- [Aim] Every line below is to be quoted exactly, with nothing added or dropped.

━━━━━━━━

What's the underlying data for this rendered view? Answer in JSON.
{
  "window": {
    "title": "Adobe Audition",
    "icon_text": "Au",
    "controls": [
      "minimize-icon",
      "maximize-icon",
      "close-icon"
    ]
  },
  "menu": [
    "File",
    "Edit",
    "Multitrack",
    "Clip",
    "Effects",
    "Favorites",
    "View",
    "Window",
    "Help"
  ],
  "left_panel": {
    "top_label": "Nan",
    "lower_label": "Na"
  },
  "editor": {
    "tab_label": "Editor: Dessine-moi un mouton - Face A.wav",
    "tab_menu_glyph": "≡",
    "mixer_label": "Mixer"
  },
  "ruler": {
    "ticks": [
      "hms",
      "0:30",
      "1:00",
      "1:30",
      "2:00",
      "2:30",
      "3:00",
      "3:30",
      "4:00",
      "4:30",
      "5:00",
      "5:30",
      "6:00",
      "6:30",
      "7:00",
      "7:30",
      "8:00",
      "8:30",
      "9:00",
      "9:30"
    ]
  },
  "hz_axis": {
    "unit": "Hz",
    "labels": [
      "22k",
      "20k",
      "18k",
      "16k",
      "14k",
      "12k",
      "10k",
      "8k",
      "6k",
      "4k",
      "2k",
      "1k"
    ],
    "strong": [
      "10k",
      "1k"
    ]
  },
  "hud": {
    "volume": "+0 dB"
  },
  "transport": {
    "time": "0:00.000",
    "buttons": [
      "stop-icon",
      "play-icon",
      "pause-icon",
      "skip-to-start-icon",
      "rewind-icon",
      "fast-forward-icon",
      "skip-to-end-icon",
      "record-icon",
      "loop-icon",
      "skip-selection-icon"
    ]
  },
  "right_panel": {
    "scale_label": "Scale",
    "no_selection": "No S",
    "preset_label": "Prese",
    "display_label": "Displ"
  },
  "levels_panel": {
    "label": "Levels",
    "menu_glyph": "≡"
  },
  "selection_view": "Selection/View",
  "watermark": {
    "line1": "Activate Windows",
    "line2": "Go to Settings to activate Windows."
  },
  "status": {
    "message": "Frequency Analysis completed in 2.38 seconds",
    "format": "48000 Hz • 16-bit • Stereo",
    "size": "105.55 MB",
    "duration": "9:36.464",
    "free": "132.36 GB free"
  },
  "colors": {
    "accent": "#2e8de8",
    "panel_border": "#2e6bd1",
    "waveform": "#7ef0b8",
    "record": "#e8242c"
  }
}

━━━━━━━━

- [Response]
What's the underlying data for this rendered view? Answer in JSON.
{
  "window": {
    "title": "Adobe Audition",
    "icon_text": "Au",
    "controls": [
      "minimize-icon",
      "maximize-icon",
      "close-icon"
    ]
  },
  "menu": [
    "File",
    "Edit",
    "Multitrack",
    "Clip",
    "Effects",
    "Favorites",
    "View",
    "Window",
    "Help"
  ],
  "left_panel": {
    "top_label": "Nan",
    "lower_label": "Na"
  },
  "editor": {
    "tab_label": "Editor: Dessine-moi un mouton - Face A.wav",
    "tab_menu_glyph": "≡",
    "mixer_label": "Mixer"
  },
  "ruler": {
    "ticks": [
      "hms",
      "0:30",
      "1:00",
      "1:30",
      "2:00",
      "2:30",
      "3:00",
      "3:30",
      "4:00",
      "4:30",
      "5:00",
      "5:30",
      "6:00",
      "6:30",
      "7:00",
      "7:30",
      "8:00",
      "8:30",
      "9:00",
      "9:30"
    ]
  },
  "hz_axis": {
    "unit": "Hz",
    "labels": [
      "22k",
      "20k",
      "18k",
      "16k",
      "14k",
      "12k",
      "10k",
      "8k",
      "6k",
      "4k",
      "2k",
      "1k"
    ],
    "strong": [
      "10k",
      "1k"
    ]
  },
  "hud": {
    "volume": "+0 dB"
  },
  "transport": {
    "time": "0:00.000",
    "buttons": [
      "stop-icon",
      "play-icon",
      "pause-icon",
      "skip-to-start-icon",
      "rewind-icon",
      "fast-forward-icon",
      "skip-to-end-icon",
      "record-icon",
      "loop-icon",
      "skip-selection-icon"
    ]
  },
  "right_panel": {
    "scale_label": "Scale",
    "no_selection": "No S",
    "preset_label": "Prese",
    "display_label": "Displ"
  },
  "levels_panel": {
    "label": "Levels",
    "menu_glyph": "≡"
  },
  "selection_view": "Selection/View",
  "watermark": {
    "line1": "Activate Windows",
    "line2": "Go to Settings to activate Windows."
  },
  "status": {
    "message": "Frequency Analysis completed in 2.38 seconds",
    "format": "48000 Hz • 16-bit • Stereo",
    "size": "105.55 MB",
    "duration": "9:36.464",
    "free": "132.36 GB free"
  },
  "colors": {
    "accent": "#2e8de8",
    "panel_border": "#2e6bd1",
    "waveform": "#7ef0b8",
    "record": "#e8242c"
  }
}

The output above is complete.